**Job**
Each entry here needs to be set down again exactly, please; pictures are left out.

# start of Input data

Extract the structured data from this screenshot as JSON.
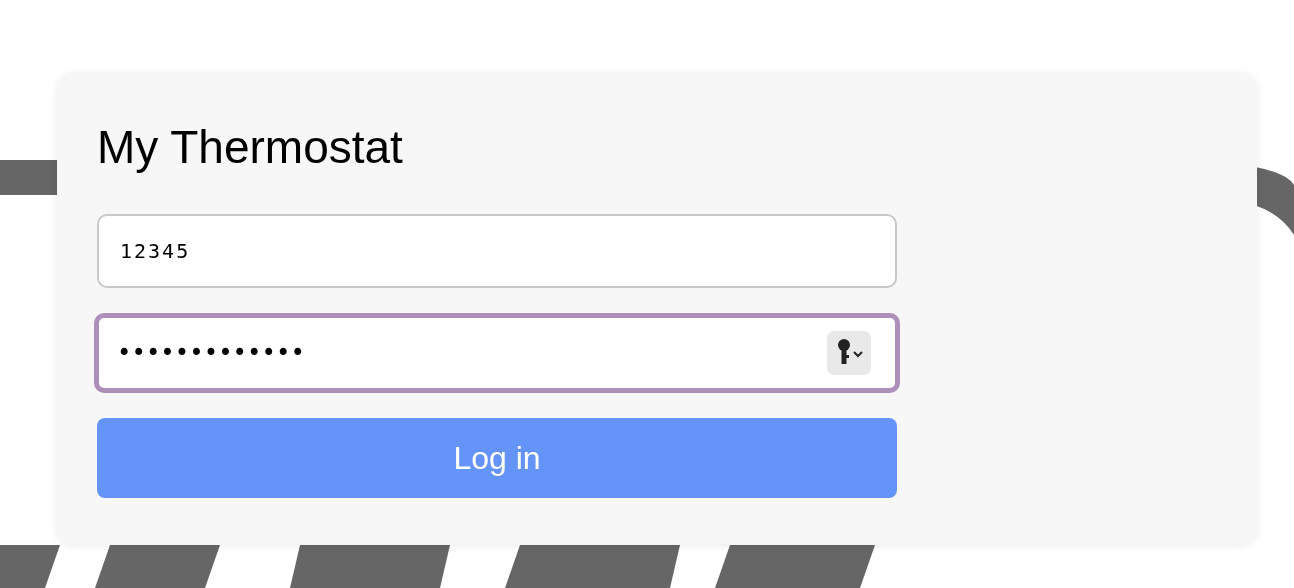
{
  "card": {
    "title": "My Thermostat"
  },
  "username": {
    "value": "12345",
    "focused": false
  },
  "password": {
    "value": "•••••••••••••",
    "focused": true
  },
  "login_button": {
    "label": "Log in"
  }
}
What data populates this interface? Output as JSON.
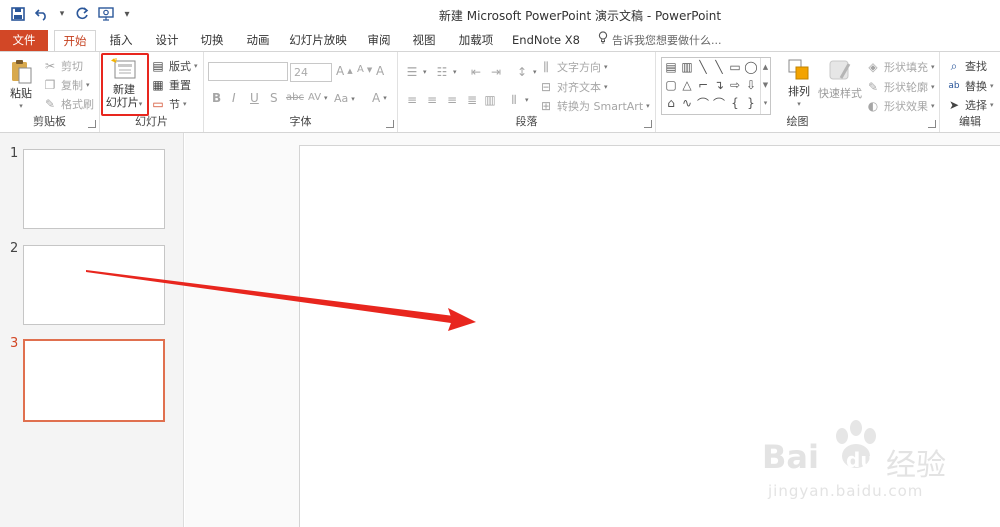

# end of Input data

**Response to the exercise**
Extract the structured data from this screenshot as JSON.
{
  "card": {
    "title": "My Thermostat"
  },
  "username": {
    "value": "12345",
    "focused": false
  },
  "password": {
    "value": "•••••••••••••",
    "focused": true
  },
  "login_button": {
    "label": "Log in"
  }
}
What data populates this interface? Output as JSON.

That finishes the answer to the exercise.